- **Work required**
Look through the listing and locate every line containing the word "fraction"; copy those lines.

━━━━━ Items

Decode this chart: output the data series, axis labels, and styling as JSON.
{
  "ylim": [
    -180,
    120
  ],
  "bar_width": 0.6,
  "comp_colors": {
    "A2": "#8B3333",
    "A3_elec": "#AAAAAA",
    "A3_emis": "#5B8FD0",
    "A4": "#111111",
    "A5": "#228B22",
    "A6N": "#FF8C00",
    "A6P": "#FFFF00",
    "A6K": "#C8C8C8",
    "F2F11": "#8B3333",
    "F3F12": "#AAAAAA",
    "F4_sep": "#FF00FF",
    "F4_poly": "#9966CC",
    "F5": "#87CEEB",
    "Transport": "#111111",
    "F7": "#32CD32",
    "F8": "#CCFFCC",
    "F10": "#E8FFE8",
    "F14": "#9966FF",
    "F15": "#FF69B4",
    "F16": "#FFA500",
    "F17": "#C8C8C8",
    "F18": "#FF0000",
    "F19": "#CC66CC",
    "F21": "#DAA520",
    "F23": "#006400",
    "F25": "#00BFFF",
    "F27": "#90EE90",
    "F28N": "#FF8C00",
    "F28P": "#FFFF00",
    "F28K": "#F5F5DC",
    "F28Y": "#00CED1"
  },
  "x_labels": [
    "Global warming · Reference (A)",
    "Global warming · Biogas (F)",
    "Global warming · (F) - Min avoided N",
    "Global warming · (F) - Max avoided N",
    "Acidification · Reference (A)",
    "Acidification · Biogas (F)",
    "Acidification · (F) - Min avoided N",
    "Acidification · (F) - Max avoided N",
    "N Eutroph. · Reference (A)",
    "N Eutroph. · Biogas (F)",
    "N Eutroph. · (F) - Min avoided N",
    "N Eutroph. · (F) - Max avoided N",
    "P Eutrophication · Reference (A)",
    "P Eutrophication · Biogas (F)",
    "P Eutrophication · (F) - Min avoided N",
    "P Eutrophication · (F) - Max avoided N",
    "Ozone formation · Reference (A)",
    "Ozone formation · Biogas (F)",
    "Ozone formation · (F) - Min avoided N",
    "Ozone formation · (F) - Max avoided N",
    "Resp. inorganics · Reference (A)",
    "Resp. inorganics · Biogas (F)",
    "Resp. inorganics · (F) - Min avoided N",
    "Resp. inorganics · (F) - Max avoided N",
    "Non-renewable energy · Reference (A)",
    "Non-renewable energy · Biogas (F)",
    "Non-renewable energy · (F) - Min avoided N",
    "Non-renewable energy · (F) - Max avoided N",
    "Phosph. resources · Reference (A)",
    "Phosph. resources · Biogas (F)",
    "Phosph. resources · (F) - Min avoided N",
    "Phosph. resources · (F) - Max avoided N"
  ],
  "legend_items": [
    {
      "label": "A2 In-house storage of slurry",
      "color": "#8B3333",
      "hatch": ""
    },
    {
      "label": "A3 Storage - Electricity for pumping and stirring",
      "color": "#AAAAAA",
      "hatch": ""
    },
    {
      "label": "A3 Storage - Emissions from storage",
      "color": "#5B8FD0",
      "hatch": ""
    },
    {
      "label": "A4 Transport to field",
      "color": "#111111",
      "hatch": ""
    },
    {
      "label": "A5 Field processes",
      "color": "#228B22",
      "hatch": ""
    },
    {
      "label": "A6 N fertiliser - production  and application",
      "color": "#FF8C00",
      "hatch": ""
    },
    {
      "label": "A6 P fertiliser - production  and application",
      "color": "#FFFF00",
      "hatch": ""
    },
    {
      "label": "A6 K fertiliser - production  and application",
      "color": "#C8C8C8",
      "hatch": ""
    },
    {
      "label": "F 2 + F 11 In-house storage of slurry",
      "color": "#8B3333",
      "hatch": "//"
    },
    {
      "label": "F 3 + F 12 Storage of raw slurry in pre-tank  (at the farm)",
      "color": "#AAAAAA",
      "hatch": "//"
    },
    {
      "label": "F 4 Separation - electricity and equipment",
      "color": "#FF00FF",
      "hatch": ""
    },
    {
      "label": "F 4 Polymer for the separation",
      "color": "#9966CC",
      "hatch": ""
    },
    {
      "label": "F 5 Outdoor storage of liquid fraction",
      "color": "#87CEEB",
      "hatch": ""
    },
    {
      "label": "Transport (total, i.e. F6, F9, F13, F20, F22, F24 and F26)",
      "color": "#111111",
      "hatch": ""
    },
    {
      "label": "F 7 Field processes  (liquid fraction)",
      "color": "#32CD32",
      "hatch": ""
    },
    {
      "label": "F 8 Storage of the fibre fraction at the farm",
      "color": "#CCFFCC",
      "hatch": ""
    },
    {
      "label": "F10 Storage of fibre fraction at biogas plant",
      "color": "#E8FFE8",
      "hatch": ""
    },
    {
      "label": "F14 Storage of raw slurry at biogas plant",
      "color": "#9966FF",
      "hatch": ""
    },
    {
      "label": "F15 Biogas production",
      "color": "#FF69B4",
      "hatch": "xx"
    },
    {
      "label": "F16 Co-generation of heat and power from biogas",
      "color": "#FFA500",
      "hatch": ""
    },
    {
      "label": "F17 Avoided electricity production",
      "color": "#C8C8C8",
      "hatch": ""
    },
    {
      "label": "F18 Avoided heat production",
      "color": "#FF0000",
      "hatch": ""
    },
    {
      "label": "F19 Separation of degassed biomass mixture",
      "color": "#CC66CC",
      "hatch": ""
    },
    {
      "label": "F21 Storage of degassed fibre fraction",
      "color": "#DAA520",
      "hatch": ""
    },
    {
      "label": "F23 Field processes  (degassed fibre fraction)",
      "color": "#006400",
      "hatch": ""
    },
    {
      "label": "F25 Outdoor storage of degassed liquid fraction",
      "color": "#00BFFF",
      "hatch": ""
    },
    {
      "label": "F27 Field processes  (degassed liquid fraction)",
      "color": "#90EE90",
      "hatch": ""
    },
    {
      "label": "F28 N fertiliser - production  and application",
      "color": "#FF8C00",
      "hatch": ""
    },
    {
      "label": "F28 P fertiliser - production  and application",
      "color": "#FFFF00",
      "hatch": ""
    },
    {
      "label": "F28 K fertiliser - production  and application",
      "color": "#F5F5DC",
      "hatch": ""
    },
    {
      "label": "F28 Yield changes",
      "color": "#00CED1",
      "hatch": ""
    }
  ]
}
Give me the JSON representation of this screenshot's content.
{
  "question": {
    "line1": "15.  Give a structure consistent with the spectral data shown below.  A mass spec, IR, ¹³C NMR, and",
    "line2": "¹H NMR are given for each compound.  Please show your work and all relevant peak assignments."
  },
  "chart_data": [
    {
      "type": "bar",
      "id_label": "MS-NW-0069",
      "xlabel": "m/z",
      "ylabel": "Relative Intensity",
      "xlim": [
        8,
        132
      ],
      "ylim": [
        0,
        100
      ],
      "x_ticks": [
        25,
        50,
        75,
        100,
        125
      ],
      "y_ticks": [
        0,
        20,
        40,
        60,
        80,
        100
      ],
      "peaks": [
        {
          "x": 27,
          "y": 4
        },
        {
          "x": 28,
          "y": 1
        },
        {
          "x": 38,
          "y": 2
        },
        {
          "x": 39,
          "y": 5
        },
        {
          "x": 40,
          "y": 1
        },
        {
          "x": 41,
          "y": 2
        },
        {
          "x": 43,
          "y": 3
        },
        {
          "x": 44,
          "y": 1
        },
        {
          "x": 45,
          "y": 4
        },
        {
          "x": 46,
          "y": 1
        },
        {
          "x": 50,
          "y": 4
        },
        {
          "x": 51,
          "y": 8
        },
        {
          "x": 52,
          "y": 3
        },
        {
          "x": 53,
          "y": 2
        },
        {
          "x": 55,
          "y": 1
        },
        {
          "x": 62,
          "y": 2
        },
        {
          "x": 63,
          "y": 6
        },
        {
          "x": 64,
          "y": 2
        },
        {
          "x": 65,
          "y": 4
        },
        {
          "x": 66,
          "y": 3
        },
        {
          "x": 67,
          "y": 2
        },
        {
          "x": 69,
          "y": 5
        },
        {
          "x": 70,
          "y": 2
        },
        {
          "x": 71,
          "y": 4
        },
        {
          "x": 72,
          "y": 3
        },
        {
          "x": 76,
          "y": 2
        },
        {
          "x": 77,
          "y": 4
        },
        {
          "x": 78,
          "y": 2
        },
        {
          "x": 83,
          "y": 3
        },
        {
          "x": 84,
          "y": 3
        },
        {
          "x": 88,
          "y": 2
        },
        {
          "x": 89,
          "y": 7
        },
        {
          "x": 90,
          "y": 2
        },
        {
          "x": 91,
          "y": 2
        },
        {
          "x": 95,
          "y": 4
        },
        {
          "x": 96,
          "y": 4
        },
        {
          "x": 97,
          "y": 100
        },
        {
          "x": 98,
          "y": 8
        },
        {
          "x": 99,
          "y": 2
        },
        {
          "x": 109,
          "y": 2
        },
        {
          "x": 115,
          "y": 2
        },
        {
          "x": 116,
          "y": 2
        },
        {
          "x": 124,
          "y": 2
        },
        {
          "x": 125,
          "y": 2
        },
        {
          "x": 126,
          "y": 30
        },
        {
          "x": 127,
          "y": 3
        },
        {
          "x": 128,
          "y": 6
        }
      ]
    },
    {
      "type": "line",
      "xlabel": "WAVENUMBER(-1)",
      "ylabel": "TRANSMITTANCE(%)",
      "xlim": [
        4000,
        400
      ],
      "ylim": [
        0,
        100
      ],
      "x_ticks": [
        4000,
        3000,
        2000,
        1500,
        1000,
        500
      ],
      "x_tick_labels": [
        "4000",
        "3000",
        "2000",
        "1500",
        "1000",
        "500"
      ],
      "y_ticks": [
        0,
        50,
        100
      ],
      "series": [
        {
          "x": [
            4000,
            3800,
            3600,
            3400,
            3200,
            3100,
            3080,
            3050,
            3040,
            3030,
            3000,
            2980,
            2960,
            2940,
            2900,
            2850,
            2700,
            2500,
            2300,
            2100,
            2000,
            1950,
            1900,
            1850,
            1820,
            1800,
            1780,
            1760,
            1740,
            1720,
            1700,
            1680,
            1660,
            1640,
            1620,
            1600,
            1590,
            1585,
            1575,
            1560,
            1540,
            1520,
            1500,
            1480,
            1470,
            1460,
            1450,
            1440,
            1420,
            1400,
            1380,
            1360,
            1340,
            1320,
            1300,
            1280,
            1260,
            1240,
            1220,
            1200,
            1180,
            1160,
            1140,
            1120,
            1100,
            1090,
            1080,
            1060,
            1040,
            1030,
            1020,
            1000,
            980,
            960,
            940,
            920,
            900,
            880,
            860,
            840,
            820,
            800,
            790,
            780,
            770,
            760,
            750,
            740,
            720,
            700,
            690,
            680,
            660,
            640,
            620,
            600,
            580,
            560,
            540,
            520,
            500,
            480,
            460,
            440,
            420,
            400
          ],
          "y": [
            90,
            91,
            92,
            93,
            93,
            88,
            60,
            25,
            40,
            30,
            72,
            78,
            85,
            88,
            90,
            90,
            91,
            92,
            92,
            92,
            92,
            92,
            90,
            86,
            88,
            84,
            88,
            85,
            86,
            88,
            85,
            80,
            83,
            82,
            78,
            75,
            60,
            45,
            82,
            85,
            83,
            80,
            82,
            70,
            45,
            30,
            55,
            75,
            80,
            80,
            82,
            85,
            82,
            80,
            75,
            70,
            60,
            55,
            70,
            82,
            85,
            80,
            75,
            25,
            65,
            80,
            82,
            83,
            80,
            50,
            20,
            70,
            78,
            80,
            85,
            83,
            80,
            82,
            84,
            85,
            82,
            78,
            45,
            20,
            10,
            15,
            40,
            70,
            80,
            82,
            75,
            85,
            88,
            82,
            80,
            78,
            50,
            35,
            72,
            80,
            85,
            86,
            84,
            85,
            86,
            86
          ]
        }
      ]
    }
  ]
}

━━━━━━━━━━

- **Solution**
      "label": "F 5 Outdoor storage of liquid fraction",
      "label": "F 7 Field processes  (liquid fraction)",
      "label": "F 8 Storage of the fibre fraction at the farm",
      "label": "F10 Storage of fibre fraction at biogas plant",
      "label": "F21 Storage of degassed fibre fraction",
      "label": "F23 Field processes  (degassed fibre fraction)",
      "label": "F25 Outdoor storage of degassed liquid fraction",
      "label": "F27 Field processes  (degassed liquid fraction)",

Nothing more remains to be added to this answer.